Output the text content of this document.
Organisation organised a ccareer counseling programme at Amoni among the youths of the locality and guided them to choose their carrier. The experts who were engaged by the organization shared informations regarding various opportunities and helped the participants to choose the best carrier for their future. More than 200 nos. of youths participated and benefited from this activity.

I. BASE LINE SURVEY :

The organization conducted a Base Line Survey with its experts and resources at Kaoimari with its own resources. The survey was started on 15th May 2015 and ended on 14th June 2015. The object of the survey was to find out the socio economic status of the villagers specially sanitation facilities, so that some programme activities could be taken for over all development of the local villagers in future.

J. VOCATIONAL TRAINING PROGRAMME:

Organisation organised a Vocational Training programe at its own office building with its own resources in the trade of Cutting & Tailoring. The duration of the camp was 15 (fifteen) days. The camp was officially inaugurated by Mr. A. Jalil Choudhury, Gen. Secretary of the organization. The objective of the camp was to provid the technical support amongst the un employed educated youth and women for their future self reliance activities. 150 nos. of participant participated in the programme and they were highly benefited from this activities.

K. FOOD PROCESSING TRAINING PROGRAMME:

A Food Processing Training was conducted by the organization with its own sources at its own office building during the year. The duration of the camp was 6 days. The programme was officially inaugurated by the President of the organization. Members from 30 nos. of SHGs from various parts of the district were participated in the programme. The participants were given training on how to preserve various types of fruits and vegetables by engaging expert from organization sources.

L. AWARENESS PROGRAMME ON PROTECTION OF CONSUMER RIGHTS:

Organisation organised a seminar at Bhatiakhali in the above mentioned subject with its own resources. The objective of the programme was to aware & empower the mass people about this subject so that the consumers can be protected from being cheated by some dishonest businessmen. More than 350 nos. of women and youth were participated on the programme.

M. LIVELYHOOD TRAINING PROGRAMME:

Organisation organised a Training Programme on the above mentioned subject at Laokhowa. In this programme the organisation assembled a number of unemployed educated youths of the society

**OBJECTIVE:** Output the records exactly, including every line.

**TASK RESULT:**
Output the text content of this document.
Organisation organised a ccareer counseling programme at Amoni among the youths of the locality and guided them to choose their carrier. The experts who were engaged by the organization shared informations regarding various opportunities and helped the participants to choose the best carrier for their future. More than 200 nos. of youths participated and benefited from this activity.

I. BASE LINE SURVEY :

The organization conducted a Base Line Survey with its experts and resources at Kaoimari with its own resources. The survey was started on 15th May 2015 and ended on 14th June 2015. The object of the survey was to find out the socio economic status of the villagers specially sanitation facilities, so that some programme activities could be taken for over all development of the local villagers in future.

J. VOCATIONAL TRAINING PROGRAMME:

Organisation organised a Vocational Training programe at its own office building with its own resources in the trade of Cutting & Tailoring. The duration of the camp was 15 (fifteen) days. The camp was officially inaugurated by Mr. A. Jalil Choudhury, Gen. Secretary of the organization. The objective of the camp was to provid the technical support amongst the un employed educated youth and women for their future self reliance activities. 150 nos. of participant participated in the programme and they were highly benefited from this activities.

K. FOOD PROCESSING TRAINING PROGRAMME:

A Food Processing Training was conducted by the organization with its own sources at its own office building during the year. The duration of the camp was 6 days. The programme was officially inaugurated by the President of the organization. Members from 30 nos. of SHGs from various parts of the district were participated in the programme. The participants were given training on how to preserve various types of fruits and vegetables by engaging expert from organization sources.

L. AWARENESS PROGRAMME ON PROTECTION OF CONSUMER RIGHTS:

Organisation organised a seminar at Bhatiakhali in the above mentioned subject with its own resources. The objective of the programme was to aware & empower the mass people about this subject so that the consumers can be protected from being cheated by some dishonest businessmen. More than 350 nos. of women and youth were participated on the programme.

M. LIVELYHOOD TRAINING PROGRAMME:

Organisation organised a Training Programme on the above mentioned subject at Laokhowa. In this programme the organisation assembled a number of unemployed educated youths of the society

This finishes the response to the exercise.